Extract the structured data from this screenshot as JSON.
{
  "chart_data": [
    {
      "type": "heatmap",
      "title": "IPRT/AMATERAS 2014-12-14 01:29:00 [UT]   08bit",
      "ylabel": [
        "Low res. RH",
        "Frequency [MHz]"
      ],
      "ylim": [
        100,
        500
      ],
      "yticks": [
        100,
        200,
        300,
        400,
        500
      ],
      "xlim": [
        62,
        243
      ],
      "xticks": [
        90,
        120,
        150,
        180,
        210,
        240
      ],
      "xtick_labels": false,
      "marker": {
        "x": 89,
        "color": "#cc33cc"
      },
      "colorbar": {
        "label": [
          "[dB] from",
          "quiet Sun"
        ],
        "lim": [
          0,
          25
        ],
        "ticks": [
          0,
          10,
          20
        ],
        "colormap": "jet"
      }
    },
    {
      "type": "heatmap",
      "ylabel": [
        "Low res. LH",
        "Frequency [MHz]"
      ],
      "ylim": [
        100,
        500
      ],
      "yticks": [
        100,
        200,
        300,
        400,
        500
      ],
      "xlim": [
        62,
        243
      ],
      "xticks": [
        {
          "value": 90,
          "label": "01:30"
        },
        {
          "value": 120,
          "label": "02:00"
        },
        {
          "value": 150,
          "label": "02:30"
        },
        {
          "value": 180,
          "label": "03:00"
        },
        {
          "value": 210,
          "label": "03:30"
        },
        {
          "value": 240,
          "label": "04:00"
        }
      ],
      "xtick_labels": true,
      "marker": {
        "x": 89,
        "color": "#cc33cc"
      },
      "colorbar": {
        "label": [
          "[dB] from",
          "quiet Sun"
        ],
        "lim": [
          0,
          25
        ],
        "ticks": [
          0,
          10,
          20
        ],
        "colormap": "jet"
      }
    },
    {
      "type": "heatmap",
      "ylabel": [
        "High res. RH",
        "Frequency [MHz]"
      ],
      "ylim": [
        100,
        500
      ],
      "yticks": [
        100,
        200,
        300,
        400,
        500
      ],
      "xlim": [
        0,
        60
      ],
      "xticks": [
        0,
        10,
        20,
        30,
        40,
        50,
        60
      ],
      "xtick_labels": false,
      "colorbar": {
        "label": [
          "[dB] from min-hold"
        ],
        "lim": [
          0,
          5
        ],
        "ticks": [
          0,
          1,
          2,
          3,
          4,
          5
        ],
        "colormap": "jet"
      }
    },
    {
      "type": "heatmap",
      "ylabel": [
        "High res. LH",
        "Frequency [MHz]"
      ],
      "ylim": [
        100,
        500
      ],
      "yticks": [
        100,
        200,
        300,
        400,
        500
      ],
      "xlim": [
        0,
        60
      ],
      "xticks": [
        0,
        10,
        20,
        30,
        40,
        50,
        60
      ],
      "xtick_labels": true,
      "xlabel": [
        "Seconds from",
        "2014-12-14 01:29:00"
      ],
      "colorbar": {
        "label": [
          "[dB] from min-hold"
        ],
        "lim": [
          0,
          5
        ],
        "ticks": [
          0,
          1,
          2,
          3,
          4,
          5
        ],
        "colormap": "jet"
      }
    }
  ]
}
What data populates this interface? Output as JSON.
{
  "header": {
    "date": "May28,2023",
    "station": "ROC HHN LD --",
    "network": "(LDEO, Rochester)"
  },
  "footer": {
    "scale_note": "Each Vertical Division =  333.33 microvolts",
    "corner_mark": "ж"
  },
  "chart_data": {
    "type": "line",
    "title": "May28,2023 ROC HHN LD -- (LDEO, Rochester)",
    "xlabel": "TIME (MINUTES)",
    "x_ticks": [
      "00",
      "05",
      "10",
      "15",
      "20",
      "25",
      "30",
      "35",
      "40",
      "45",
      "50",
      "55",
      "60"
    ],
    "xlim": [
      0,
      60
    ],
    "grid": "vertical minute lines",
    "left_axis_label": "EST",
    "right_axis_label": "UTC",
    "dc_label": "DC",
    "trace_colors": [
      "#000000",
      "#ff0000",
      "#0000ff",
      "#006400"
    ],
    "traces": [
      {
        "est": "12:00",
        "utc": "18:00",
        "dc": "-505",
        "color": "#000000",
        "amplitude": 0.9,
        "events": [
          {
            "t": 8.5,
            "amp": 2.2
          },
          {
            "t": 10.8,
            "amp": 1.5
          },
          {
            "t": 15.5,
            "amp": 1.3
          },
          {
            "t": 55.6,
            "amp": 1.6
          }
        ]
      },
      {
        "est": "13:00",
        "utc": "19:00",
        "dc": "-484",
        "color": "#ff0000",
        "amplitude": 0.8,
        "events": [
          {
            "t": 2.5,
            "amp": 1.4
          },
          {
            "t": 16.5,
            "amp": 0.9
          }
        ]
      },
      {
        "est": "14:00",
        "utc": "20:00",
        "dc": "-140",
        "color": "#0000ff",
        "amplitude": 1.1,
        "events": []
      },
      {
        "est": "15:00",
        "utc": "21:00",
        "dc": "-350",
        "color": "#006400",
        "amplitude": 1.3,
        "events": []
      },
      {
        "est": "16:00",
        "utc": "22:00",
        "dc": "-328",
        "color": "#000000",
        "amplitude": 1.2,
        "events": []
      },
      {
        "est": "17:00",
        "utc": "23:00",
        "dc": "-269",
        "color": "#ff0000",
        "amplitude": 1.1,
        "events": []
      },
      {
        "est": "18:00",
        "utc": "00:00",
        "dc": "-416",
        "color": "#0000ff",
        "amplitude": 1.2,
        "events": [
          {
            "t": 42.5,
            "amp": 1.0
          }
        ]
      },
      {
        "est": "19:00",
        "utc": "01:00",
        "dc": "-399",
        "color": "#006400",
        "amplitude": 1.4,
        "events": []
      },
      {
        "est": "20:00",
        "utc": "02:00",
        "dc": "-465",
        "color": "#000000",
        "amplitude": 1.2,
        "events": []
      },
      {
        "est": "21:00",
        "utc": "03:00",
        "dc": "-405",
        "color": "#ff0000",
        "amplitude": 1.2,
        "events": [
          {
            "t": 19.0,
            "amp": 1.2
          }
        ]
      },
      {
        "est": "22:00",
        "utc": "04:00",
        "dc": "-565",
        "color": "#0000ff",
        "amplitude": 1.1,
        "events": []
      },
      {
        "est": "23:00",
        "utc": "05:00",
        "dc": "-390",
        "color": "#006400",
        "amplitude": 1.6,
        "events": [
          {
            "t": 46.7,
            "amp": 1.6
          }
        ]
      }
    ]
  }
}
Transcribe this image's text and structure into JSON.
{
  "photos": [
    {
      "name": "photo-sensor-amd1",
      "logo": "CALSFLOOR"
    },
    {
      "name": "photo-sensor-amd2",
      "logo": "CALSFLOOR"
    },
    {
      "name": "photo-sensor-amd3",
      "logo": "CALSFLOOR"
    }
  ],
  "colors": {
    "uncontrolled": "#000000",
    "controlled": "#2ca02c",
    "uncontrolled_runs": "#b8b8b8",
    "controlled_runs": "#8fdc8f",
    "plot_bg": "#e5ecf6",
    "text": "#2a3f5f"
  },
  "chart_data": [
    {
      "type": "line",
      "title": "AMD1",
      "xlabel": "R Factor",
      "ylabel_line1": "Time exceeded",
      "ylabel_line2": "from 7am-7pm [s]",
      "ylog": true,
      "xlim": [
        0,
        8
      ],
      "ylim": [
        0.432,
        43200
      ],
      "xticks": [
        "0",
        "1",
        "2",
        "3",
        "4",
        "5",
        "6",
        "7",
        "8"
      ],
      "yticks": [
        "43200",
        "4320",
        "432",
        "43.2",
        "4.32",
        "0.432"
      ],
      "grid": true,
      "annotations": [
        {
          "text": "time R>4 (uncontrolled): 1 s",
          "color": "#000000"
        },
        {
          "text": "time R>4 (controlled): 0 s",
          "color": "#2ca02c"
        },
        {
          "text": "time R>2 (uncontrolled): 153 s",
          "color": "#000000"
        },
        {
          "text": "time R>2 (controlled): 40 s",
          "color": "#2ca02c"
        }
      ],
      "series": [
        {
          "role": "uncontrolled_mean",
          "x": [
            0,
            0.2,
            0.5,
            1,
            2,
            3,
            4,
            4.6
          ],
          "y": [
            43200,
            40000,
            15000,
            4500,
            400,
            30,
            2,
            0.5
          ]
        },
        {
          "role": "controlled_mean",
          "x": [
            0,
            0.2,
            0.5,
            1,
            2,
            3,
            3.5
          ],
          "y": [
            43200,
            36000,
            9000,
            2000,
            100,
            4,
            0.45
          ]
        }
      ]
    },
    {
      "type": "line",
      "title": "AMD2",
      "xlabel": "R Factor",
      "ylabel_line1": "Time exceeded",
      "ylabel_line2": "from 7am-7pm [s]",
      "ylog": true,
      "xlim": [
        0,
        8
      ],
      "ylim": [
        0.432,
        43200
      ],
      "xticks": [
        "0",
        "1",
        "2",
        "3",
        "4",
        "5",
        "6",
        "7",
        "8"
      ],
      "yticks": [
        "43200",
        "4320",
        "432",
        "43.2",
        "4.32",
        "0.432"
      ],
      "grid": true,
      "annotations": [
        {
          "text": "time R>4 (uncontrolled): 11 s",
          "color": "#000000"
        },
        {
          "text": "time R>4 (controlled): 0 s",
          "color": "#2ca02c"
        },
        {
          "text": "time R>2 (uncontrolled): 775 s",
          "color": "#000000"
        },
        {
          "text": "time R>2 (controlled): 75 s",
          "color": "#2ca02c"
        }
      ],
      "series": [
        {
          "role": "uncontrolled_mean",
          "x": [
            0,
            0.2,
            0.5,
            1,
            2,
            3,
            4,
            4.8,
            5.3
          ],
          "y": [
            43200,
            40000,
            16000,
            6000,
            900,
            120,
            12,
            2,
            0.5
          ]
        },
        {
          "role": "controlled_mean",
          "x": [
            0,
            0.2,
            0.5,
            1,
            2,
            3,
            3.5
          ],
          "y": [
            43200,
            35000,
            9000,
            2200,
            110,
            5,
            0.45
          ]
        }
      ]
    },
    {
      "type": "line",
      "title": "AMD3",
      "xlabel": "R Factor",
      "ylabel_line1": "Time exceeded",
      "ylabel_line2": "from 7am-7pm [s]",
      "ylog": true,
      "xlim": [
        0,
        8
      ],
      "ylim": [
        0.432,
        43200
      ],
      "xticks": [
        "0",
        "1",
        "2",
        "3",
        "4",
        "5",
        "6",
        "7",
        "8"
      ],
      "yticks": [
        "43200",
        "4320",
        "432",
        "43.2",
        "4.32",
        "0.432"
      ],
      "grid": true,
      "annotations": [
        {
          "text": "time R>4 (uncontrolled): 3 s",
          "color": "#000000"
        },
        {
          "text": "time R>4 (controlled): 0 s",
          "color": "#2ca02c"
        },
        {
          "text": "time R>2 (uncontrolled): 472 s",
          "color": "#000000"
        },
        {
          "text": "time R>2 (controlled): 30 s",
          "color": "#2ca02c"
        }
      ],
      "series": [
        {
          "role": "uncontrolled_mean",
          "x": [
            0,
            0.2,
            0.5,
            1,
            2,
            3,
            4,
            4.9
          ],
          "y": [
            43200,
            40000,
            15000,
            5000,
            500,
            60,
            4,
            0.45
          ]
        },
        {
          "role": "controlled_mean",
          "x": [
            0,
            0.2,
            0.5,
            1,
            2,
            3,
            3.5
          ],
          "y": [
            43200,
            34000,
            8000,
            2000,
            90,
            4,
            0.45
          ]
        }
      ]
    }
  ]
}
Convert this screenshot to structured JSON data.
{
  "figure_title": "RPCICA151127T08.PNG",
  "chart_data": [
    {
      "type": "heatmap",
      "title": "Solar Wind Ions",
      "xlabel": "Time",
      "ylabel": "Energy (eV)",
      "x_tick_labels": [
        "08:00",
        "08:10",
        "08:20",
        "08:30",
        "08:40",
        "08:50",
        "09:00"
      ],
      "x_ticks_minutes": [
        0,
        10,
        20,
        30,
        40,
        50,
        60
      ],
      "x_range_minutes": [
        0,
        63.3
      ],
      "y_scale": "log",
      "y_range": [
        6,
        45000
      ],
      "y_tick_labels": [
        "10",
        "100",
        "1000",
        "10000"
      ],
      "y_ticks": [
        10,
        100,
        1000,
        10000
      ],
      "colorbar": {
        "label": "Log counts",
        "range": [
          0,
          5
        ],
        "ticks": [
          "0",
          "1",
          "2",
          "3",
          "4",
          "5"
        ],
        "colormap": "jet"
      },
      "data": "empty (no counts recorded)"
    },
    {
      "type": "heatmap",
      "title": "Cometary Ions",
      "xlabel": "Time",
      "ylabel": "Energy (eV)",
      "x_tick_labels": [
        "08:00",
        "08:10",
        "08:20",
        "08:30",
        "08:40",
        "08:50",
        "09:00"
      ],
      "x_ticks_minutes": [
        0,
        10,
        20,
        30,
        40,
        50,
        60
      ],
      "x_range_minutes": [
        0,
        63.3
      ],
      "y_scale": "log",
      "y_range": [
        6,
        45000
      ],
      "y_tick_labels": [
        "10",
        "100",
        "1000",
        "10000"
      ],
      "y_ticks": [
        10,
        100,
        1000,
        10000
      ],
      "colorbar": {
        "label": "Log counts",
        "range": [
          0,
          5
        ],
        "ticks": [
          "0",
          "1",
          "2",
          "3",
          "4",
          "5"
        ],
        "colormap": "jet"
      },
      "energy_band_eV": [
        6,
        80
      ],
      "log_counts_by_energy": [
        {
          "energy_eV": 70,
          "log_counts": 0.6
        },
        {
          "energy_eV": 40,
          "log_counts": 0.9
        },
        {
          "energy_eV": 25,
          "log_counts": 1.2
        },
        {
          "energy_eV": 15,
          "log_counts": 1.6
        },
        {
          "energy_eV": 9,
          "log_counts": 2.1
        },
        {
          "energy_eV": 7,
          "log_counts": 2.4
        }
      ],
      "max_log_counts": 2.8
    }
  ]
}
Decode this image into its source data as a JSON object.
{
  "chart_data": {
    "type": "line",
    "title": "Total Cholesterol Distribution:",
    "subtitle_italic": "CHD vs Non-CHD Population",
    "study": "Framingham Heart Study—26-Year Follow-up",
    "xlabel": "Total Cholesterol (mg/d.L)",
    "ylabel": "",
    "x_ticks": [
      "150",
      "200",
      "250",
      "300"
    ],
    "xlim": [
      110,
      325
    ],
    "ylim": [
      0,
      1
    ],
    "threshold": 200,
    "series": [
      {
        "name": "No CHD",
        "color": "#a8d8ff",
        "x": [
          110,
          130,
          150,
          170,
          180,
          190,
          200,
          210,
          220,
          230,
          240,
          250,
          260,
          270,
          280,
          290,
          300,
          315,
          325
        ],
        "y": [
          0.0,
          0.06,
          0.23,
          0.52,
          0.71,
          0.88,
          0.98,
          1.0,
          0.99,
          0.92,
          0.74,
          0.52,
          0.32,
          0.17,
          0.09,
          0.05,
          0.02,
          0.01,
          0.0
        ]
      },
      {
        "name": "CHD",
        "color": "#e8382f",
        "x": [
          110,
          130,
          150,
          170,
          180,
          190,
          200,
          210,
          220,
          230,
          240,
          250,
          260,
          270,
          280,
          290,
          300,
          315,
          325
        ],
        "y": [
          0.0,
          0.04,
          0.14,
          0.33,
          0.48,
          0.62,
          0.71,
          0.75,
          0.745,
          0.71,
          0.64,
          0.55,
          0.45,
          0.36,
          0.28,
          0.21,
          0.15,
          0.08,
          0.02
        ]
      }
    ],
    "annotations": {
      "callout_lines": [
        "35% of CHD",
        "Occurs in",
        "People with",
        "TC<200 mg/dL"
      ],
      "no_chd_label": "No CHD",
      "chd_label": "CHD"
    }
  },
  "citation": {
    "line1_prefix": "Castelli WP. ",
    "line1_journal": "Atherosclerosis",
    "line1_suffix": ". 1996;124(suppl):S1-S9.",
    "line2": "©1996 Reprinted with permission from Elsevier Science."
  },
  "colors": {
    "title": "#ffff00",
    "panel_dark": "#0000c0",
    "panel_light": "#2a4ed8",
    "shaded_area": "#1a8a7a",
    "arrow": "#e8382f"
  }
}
++++++++++
• Exercise details
Copy out each line of the data containing the string "name".

• Task result
      "name": "photo-sensor-amd1",
      "name": "photo-sensor-amd2",
      "name": "photo-sensor-amd3",
        "name": "No CHD",
        "name": "CHD",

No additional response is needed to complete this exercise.